Extracted records
******
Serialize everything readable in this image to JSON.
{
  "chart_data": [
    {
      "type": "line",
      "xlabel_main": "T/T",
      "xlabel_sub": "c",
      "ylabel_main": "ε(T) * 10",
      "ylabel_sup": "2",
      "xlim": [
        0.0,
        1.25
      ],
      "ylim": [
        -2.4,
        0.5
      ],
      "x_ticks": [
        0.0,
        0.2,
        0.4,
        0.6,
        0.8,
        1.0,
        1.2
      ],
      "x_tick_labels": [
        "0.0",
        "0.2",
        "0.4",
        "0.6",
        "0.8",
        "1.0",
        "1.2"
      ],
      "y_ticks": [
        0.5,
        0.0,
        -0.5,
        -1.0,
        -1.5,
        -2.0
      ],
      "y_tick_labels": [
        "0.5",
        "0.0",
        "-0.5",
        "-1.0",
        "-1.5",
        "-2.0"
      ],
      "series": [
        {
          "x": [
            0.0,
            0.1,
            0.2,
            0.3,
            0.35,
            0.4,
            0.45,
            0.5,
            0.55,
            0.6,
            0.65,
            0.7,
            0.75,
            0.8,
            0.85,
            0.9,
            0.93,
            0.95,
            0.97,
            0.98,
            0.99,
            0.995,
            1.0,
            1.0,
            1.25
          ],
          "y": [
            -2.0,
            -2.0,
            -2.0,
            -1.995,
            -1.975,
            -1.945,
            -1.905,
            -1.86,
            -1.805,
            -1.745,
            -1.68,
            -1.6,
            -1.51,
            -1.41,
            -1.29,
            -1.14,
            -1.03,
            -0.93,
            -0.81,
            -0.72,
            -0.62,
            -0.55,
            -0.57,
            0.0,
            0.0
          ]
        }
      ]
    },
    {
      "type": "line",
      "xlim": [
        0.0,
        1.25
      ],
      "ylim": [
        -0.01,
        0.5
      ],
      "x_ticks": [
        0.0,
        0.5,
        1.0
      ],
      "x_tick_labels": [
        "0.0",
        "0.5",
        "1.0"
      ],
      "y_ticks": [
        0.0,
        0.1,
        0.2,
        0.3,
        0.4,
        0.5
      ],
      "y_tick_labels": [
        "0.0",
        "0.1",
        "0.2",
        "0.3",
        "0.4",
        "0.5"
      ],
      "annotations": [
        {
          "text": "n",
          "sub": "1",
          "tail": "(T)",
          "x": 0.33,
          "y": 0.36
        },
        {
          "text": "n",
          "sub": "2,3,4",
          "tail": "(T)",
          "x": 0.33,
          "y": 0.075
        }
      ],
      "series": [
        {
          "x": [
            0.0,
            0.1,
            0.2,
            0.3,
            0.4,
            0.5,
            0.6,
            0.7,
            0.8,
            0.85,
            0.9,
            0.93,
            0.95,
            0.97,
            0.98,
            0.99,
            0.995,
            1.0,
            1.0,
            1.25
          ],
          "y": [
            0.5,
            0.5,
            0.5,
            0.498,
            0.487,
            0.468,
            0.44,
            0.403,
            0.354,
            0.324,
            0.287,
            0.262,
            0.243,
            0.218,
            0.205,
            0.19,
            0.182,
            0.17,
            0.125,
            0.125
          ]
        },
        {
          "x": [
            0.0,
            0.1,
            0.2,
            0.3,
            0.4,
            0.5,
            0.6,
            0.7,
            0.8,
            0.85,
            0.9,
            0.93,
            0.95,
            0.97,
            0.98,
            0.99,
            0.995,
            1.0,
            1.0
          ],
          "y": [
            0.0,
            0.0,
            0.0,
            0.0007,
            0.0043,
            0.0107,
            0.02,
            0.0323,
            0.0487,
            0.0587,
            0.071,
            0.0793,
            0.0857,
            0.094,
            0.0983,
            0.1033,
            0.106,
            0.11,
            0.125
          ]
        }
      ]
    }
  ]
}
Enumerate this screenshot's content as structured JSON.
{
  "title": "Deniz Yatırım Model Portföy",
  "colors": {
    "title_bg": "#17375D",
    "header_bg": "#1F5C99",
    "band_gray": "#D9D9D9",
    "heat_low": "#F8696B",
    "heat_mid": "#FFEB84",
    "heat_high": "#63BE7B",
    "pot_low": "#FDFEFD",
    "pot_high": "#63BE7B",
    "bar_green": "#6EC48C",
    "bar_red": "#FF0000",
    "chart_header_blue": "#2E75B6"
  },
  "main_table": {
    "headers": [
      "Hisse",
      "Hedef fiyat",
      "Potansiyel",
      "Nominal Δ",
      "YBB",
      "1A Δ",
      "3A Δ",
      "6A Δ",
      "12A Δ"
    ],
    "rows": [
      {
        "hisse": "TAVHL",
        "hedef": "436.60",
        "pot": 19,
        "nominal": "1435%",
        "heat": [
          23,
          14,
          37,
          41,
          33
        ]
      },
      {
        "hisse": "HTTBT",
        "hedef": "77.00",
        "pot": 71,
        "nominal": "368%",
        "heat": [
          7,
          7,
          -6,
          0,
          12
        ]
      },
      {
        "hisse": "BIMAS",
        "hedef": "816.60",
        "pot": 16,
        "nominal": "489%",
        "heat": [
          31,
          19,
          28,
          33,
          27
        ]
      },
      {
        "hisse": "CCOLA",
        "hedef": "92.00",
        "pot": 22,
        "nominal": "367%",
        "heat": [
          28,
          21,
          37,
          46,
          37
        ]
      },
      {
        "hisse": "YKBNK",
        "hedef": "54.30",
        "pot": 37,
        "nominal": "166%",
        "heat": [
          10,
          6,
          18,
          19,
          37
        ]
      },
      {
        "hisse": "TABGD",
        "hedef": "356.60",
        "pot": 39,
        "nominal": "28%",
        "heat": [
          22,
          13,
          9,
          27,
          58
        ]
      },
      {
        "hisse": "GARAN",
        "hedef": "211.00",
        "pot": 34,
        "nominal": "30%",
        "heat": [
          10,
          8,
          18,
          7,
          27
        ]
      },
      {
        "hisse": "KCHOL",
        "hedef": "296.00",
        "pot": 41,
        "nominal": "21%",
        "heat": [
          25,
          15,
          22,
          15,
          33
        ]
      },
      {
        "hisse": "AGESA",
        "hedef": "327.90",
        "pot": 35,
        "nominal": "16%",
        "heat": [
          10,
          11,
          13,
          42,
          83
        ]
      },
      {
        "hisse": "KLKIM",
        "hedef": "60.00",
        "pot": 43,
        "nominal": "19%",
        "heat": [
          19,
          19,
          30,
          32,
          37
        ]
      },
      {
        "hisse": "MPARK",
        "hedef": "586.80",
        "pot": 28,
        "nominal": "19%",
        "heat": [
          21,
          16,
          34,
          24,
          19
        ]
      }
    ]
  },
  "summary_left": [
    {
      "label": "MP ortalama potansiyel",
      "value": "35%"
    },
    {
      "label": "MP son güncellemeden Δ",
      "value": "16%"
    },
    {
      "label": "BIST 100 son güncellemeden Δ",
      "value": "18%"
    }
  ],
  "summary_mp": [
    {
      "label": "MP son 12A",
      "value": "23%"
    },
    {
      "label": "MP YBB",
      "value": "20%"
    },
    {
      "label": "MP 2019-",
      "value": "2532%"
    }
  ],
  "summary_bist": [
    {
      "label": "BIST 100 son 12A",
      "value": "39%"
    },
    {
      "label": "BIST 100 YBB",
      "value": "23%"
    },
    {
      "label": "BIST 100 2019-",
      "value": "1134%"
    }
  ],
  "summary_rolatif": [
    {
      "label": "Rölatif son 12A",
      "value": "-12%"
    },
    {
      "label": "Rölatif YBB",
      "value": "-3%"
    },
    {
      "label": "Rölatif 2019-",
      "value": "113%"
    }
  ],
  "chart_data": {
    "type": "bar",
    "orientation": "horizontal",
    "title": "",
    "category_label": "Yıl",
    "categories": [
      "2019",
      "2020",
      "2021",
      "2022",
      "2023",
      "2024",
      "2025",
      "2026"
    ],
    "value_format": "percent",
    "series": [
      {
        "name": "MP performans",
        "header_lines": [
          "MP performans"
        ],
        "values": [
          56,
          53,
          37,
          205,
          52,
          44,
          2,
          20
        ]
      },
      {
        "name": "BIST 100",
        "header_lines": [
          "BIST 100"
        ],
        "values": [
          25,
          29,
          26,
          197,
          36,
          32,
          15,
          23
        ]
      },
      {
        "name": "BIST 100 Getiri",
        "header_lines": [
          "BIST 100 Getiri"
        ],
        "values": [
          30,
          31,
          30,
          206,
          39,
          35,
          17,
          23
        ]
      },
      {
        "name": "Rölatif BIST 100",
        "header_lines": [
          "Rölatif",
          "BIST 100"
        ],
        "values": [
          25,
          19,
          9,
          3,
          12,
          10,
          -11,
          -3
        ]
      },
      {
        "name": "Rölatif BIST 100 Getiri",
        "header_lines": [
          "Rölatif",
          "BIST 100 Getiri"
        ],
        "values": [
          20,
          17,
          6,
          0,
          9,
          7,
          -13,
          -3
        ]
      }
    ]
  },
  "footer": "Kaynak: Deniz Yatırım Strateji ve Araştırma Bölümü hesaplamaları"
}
******
** GIVEN EXERCISE **
How many lines in these entries hold the string "güncellemeden"? Answer with the number alone.

** THE ANSWER **
2